▶ [READING TEXT]
In 2016, Adult Swim aired Resnick's third short film, This House Has People in It. The short film aired at 4:00 a.m. between March 14–19. The short itself consists of surveillance camera footage of a mundane suburban family that descends into surreal horror as the eldest daughter begins phasing through the kitchen floor, based on the found footage genre. Clues hidden throughout This House then direct viewers towards a fake security company website with additional surveillance material of the family and the paranormal events surrounding them, as well as a bootleg episode of a fictional TV show titled the Scultor's Clayground [sic] and its associated website run by the eponymous host (played by Resnick himself). The resulting alternate reality game explores many of the events leading up to and following This House with a total of over two hours' worth of video and audio files alongside numerous logs, images, and text documents.

▶ [GIVEN INFORMATION]
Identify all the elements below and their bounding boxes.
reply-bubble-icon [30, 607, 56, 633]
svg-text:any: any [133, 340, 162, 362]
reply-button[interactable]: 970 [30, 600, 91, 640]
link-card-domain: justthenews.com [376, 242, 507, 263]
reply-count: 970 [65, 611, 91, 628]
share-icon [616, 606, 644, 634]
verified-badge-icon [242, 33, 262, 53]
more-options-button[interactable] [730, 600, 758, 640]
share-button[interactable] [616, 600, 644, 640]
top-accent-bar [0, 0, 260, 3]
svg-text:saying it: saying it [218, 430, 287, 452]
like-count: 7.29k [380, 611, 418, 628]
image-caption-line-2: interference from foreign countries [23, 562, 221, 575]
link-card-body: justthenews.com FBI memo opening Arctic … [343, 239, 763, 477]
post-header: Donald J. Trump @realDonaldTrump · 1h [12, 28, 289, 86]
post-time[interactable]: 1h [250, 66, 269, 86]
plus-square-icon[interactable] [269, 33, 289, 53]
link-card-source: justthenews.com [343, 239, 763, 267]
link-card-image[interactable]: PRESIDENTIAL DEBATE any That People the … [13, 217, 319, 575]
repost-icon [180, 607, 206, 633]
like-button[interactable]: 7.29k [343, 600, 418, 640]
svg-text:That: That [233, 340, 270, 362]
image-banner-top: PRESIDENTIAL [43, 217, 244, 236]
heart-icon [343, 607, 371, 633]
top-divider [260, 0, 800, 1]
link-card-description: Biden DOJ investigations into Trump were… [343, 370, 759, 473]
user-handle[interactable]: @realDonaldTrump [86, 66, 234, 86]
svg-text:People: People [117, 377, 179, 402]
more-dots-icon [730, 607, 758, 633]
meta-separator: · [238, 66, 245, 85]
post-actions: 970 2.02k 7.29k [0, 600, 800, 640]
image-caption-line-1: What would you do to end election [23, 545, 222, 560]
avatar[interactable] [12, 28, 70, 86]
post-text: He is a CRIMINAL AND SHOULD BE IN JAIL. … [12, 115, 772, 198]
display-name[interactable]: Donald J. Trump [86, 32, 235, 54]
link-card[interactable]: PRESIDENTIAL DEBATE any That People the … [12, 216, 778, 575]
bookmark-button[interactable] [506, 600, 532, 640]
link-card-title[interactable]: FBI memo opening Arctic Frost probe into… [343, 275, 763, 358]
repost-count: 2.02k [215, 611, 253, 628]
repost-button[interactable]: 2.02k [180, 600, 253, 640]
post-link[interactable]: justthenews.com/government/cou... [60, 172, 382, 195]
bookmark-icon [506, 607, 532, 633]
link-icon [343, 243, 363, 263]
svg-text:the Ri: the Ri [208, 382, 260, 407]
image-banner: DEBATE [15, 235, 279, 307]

▶ [TASK SET]
a) According to the passage about the short film This House Has People in It, at what time of day did Adult Swim air it?
b) Go on writing the passage about the short film This House Has People in It, picking up after its final sentence.
The records play no part in what is asked here.

▶ [OUTPUTS IN ORDER]
a) At 4:00 a.m.

b)
Later in 2016, Resnick starred in IFC's webseries The Mirror as Wesley. In 2017, Resnick made an animated film for Super Deluxe called Johnny Bubble, featuring the titular character in a series of odd events until he dies.

In 2018, his short film, May I Please Enter, was released. In 2020, his short What Codec Should I Use? was released. In 2021, he collaborated with Meow Wolf Denver to create the short film Mac and Cheese. In 2022, his latest short film Cool Blue Car was released as part of Adult Swim's smalls.

In 2022, he created a music video for "I Didn't Know I Was Dead" by Negativland. That same year, he co-directed (with Patti Harrison) the music video for "Bicstan" by Hudson Mohawke.

All his work on Adult Swim has been made in collaboration with Baltimore-based production company AB Video Solutions, LLC, (referenced within This House Has People In It as AB Surveillance Solutions) an offshoot of the Wham City arts collective. AB Video Solutions LLC is made up of Resnick, Ben O'Brien, Robby Rackleff, Cricket Arrison, and Dina Kelberman.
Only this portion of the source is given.